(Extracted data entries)
---------------
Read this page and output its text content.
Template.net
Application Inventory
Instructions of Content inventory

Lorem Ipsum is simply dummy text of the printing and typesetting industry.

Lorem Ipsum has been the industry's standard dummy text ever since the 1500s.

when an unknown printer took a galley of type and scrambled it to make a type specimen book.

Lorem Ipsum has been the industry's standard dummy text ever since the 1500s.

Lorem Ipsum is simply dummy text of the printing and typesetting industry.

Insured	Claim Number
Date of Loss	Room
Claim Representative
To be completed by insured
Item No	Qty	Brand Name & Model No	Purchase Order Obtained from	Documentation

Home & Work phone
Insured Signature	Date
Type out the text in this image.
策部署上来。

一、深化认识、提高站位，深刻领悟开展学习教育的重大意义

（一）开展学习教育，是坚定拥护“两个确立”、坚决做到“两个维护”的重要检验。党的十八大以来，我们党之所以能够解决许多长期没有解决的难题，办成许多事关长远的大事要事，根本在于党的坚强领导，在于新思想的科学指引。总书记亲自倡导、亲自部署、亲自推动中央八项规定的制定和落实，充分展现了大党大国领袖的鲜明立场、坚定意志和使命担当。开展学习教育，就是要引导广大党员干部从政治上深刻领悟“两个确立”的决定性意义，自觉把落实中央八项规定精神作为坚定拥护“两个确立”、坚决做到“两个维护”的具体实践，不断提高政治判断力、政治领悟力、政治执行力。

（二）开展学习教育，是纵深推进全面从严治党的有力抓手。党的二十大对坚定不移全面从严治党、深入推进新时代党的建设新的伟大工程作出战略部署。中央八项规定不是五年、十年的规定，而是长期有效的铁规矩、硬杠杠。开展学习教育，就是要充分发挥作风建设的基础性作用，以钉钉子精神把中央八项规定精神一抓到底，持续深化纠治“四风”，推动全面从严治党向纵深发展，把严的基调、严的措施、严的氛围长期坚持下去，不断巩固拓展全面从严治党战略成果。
---------------
Transcribe every entry exactly, omitting nothing.

Read this page and output its text content.
Template.net
Application Inventory
Instructions of Content inventory

Lorem Ipsum is simply dummy text of the printing and typesetting industry.

Lorem Ipsum has been the industry's standard dummy text ever since the 1500s.

when an unknown printer took a galley of type and scrambled it to make a type specimen book.

Lorem Ipsum has been the industry's standard dummy text ever since the 1500s.

Lorem Ipsum is simply dummy text of the printing and typesetting industry.

Insured	Claim Number
Date of Loss	Room
Claim Representative
To be completed by insured
Item No	Qty	Brand Name & Model No	Purchase Order Obtained from	Documentation

Home & Work phone
Insured Signature	Date
Type out the text in this image.
策部署上来。

一、深化认识、提高站位，深刻领悟开展学习教育的重大意义

（一）开展学习教育，是坚定拥护“两个确立”、坚决做到“两个维护”的重要检验。党的十八大以来，我们党之所以能够解决许多长期没有解决的难题，办成许多事关长远的大事要事，根本在于党的坚强领导，在于新思想的科学指引。总书记亲自倡导、亲自部署、亲自推动中央八项规定的制定和落实，充分展现了大党大国领袖的鲜明立场、坚定意志和使命担当。开展学习教育，就是要引导广大党员干部从政治上深刻领悟“两个确立”的决定性意义，自觉把落实中央八项规定精神作为坚定拥护“两个确立”、坚决做到“两个维护”的具体实践，不断提高政治判断力、政治领悟力、政治执行力。

（二）开展学习教育，是纵深推进全面从严治党的有力抓手。党的二十大对坚定不移全面从严治党、深入推进新时代党的建设新的伟大工程作出战略部署。中央八项规定不是五年、十年的规定，而是长期有效的铁规矩、硬杠杠。开展学习教育，就是要充分发挥作风建设的基础性作用，以钉钉子精神把中央八项规定精神一抓到底，持续深化纠治“四风”，推动全面从严治党向纵深发展，把严的基调、严的措施、严的氛围长期坚持下去，不断巩固拓展全面从严治党战略成果。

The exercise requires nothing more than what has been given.